§ TEXT SHOWN
----------------
I guess that should be the name of this post.

So far senior year has been the best. First we get to have a terrific marching season, and now this. If only everyone was having this good of a time.

But sadly, no.

I think for everyone person having a good time, there is another on the total opposite end of the spectrum.

Maybe I can radiate some of my good feelings off.

It wouldn't do much to quell the pain. But I could certainly try.

Again, I'm right here.

Always.

All you have to do is talk to me.

Well, I'm gonna go back to having fun.

It's fun.

Oh, and also John Mayer is so insanely right. He knows exactly what to say.

;D

Friday, December 5, 2008

Tuesday, December 2, 2008

Hmm...

Lots of stuff has happened since I was last here.

I'm very not happy about some of it. In fact I'm really pissed off about it.

I just don't understand how the hell someone could hear that and not do anything.

Pardon my German...but what the fuck?

And you call yourselves friends? How could you possibly pass as friends?

Granted, I don't know everything, but still I can't comprehend what could go through a person's head when they percieve something like that is happening.

Messed up.

I really wish I could do something to make things better. But I know I can't. If you ever need to talk, I'll be here. I may not know that pain...but I've dealt with some pretty bad shit lately.

However, on to a more happy note.

I played well tonight.

I'm glad, because I only get one chance at it so if I failed that time I wouldn't get another try.

But I didn't.

Oh, and sorry that I didn't get a chance to talk to you guys. People just friggin' kept coming. I really didn't expect that.

I hope you enjoyed it.

And thank you so very much for coming. It really is greatly appreciated to know that someone else cares.

Again if you ever need to talk...I pretty good at being a wall to yell at. You wouldn't be the first one.

And that's what's happened since I was last here.

=S

Sunday, November 30, 2008

*sigh*

screw school.

I wanna stay home and practice.

also, I'm done with you Nancy Drew.

ha, that rhymed.

but seriously, I will not be addicted to you any more.

I hope.

:/

Tuesday, November 25, 2008

Thanksgiving???

So I sit here, after finishing a wicked fun Nancy Drew session (yay for us not cheating by the way), and I just realized that Thanksgiving is upon us.

I can't believe that.

How can time pass so quickly without anyone noticing.

BAM!

And then it's here. How depressing.
----------------
§ RECORDS SUPPLIED
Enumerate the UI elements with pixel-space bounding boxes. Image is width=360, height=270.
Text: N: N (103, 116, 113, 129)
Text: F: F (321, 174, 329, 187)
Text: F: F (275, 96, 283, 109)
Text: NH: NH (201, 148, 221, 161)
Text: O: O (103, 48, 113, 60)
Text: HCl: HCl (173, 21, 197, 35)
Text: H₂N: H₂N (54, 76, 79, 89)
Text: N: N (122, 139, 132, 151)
----------------
§ TASKS AND EXERCISES
1 - In the blog posts, which year of school does the writer say has been the best so far?
2 - Reproduce every line of the entries in Block 1 without changing anything.

§ ANSWER LIST
1 - Senior year.

2 -
Enumerate the UI elements with pixel-space bounding boxes. Image is width=360, height=270.
Text: N: N (103, 116, 113, 129)
Text: F: F (321, 174, 329, 187)
Text: F: F (275, 96, 283, 109)
Text: NH: NH (201, 148, 221, 161)
Text: O: O (103, 48, 113, 60)
Text: HCl: HCl (173, 21, 197, 35)
Text: H₂N: H₂N (54, 76, 79, 89)
Text: N: N (122, 139, 132, 151)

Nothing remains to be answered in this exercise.